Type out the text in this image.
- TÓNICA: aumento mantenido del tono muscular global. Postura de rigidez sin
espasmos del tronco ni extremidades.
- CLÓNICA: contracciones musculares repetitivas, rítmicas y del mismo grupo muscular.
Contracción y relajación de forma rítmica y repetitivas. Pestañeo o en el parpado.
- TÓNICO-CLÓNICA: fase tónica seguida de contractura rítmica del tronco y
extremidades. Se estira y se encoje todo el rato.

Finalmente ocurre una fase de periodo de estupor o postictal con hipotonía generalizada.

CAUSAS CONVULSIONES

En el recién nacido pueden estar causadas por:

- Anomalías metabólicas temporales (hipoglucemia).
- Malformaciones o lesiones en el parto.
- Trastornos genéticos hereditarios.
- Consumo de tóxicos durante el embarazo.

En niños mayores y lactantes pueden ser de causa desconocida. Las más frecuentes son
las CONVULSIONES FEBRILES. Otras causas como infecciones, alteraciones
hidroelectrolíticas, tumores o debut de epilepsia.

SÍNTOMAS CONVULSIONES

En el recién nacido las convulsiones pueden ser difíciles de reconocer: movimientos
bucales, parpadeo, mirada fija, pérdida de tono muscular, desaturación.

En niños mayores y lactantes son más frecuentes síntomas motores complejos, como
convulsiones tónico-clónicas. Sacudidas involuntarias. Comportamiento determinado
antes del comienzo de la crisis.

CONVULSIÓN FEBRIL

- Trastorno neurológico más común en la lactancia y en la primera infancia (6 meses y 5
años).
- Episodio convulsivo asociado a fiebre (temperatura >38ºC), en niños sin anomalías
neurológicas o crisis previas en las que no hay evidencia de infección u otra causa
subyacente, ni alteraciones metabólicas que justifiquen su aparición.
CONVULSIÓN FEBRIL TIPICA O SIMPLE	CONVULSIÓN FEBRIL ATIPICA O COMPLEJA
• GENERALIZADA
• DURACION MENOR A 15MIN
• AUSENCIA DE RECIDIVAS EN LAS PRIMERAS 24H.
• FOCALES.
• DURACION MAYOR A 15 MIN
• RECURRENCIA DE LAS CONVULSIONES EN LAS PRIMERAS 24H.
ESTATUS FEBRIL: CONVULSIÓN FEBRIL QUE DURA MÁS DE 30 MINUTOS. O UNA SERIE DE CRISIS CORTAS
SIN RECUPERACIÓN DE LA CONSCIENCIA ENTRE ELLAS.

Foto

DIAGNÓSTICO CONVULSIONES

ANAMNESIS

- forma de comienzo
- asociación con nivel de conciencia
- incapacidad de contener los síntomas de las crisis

============

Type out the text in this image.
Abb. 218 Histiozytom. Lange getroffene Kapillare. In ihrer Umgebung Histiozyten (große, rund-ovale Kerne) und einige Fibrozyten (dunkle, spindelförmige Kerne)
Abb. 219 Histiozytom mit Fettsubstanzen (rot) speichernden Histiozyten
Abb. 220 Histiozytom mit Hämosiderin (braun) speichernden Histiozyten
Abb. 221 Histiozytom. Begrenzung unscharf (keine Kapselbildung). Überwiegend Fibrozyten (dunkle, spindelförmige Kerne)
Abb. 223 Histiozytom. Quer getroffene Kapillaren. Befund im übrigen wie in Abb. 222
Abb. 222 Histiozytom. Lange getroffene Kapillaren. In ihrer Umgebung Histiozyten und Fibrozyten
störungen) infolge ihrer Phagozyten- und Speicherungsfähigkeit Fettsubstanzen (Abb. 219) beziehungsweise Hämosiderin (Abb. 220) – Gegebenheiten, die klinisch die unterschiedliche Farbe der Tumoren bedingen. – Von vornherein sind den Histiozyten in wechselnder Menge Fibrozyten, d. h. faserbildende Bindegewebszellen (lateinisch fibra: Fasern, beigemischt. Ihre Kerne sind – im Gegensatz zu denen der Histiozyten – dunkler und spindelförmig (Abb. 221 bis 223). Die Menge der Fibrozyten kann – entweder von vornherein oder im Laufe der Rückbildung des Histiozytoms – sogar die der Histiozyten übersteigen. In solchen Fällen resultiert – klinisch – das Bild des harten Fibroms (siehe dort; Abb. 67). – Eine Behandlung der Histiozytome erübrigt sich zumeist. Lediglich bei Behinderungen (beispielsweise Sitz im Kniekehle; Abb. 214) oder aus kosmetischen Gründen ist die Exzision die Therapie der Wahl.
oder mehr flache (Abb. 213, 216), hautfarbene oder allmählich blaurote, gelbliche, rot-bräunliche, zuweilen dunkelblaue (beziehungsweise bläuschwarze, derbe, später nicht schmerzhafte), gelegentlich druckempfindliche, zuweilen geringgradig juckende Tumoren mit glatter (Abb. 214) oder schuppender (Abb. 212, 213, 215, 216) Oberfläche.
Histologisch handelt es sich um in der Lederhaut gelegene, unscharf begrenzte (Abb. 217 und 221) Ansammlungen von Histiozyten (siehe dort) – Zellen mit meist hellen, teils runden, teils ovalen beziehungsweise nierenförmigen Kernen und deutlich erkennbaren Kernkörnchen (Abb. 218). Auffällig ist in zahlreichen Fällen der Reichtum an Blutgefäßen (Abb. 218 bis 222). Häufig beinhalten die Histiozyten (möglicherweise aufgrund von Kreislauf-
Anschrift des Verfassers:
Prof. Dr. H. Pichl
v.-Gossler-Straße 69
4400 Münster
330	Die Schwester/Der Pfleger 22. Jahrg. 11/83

============

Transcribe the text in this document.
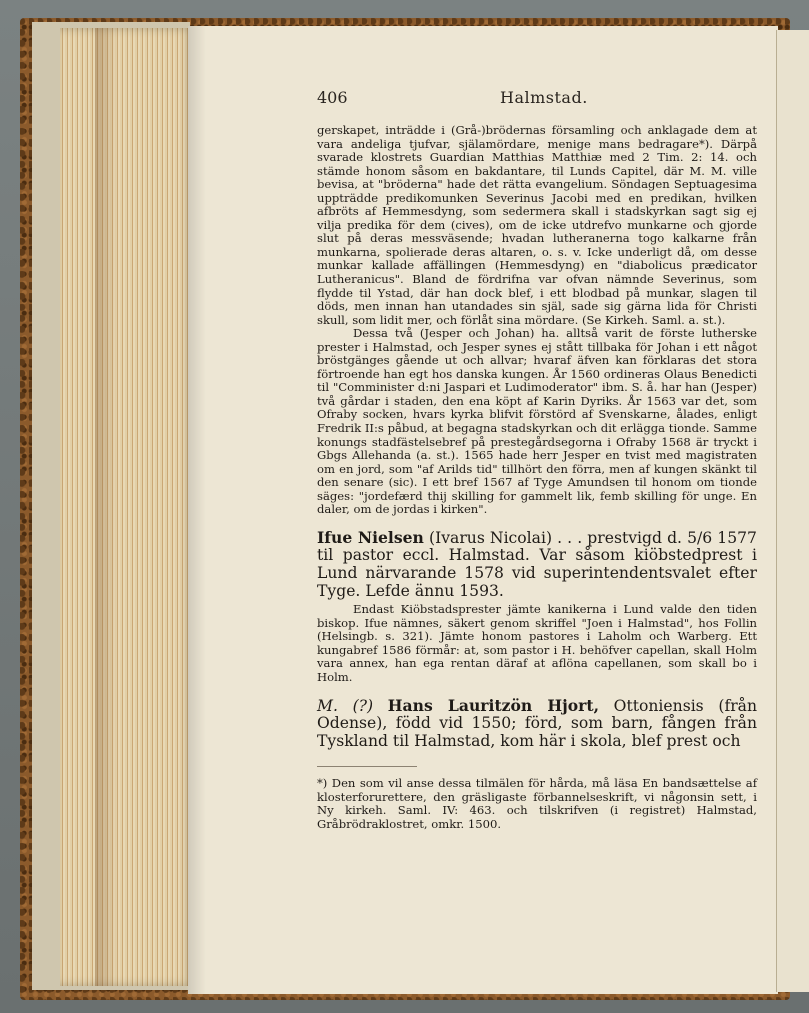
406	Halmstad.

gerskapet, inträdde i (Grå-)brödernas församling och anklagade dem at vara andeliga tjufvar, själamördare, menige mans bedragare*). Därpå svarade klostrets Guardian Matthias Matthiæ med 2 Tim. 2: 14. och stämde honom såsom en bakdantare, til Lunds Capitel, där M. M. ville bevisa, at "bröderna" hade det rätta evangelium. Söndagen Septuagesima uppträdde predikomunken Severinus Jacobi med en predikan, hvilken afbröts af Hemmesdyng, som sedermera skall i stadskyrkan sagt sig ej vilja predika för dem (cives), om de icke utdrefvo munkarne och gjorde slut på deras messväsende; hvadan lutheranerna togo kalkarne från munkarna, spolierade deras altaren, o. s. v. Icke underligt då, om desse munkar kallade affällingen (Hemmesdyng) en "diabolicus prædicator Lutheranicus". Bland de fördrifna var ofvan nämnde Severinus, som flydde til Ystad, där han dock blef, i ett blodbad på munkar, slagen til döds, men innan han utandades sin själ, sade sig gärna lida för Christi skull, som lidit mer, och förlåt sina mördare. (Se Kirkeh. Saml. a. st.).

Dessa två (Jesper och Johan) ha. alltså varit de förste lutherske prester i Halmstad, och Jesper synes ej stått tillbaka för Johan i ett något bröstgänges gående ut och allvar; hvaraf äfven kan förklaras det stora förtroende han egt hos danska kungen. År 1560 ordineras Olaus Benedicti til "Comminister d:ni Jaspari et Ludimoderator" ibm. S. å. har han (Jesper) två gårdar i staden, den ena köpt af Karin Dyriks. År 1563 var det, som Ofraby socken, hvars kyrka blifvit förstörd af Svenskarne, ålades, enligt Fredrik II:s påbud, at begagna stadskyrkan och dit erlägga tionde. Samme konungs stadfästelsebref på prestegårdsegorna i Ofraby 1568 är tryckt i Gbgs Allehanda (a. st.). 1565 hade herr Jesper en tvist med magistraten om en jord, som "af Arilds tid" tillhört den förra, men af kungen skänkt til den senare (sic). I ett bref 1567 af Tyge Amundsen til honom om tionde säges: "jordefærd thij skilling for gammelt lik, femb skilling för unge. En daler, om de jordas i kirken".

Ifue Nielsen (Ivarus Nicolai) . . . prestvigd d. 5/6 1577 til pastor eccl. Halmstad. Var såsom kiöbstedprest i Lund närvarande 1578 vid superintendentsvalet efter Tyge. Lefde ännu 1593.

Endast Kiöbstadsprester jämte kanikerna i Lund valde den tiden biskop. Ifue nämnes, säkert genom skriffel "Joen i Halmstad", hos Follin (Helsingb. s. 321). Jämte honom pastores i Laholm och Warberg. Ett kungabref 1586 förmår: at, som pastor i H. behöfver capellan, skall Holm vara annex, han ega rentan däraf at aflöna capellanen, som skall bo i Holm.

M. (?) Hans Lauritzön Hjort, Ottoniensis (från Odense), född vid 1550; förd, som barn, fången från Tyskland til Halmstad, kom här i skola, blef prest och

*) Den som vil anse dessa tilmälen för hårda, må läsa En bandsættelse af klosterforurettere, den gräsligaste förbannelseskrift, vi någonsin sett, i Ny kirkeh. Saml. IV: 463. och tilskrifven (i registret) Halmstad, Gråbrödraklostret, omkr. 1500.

============

THE PROBLEM →
Wherever the string "lactantes" occurs in the listing, return the line it sits on.

ANSWER TO THE PROBLEM →
En niños mayores y lactantes pueden ser de causa desconocida. Las más frecuentes son
En niños mayores y lactantes son más frecuentes síntomas motores complejos, como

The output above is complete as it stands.